▶ [EXERCISE TASK]
Starting at the line below that contains "Extract all readable text from this page.", print each line through the end of the records exactly as it appears.
### EXTRACTED RECORDS ###
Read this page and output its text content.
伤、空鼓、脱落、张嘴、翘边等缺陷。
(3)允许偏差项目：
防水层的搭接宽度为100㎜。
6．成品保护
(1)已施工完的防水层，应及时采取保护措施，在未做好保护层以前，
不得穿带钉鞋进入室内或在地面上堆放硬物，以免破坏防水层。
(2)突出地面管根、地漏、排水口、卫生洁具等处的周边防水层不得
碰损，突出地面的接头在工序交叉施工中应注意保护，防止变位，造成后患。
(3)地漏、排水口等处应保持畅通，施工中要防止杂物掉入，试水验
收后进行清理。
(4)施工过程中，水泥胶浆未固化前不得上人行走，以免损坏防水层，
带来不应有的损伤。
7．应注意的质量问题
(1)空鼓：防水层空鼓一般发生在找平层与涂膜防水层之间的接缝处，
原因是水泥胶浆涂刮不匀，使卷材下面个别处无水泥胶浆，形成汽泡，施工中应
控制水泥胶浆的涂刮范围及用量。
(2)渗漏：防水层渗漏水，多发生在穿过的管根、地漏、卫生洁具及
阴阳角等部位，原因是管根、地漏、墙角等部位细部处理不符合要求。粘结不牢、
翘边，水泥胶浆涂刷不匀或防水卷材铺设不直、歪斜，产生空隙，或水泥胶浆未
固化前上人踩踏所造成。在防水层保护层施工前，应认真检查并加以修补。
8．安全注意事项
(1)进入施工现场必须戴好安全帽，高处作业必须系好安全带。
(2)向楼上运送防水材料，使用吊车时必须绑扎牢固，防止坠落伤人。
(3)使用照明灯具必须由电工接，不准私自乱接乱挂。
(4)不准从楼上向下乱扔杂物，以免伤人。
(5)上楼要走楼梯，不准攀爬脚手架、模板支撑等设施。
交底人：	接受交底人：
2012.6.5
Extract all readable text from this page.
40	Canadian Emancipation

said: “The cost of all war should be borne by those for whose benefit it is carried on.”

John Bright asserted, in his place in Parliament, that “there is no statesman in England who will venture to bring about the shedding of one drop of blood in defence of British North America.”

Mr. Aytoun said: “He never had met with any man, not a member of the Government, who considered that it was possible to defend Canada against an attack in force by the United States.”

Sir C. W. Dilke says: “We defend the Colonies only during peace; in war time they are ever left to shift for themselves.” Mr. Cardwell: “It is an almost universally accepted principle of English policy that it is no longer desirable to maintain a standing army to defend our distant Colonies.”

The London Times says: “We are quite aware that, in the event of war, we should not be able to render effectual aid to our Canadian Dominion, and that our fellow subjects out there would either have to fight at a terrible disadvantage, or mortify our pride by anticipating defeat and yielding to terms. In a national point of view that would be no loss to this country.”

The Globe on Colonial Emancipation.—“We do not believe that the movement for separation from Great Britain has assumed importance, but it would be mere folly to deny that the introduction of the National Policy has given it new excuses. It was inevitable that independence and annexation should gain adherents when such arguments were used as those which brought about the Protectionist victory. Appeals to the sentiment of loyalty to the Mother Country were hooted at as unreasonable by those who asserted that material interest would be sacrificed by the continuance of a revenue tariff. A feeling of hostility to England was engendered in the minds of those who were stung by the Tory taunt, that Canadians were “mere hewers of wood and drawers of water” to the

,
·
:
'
###
▶ [RESPONSE TO THIS TASK]
Extract all readable text from this page.
40	Canadian Emancipation

said: “The cost of all war should be borne by those for whose benefit it is carried on.”

John Bright asserted, in his place in Parliament, that “there is no statesman in England who will venture to bring about the shedding of one drop of blood in defence of British North America.”

Mr. Aytoun said: “He never had met with any man, not a member of the Government, who considered that it was possible to defend Canada against an attack in force by the United States.”

Sir C. W. Dilke says: “We defend the Colonies only during peace; in war time they are ever left to shift for themselves.” Mr. Cardwell: “It is an almost universally accepted principle of English policy that it is no longer desirable to maintain a standing army to defend our distant Colonies.”

The London Times says: “We are quite aware that, in the event of war, we should not be able to render effectual aid to our Canadian Dominion, and that our fellow subjects out there would either have to fight at a terrible disadvantage, or mortify our pride by anticipating defeat and yielding to terms. In a national point of view that would be no loss to this country.”

The Globe on Colonial Emancipation.—“We do not believe that the movement for separation from Great Britain has assumed importance, but it would be mere folly to deny that the introduction of the National Policy has given it new excuses. It was inevitable that independence and annexation should gain adherents when such arguments were used as those which brought about the Protectionist victory. Appeals to the sentiment of loyalty to the Mother Country were hooted at as unreasonable by those who asserted that material interest would be sacrificed by the continuance of a revenue tariff. A feeling of hostility to England was engendered in the minds of those who were stung by the Tory taunt, that Canadians were “mere hewers of wood and drawers of water” to the

,
·
:
'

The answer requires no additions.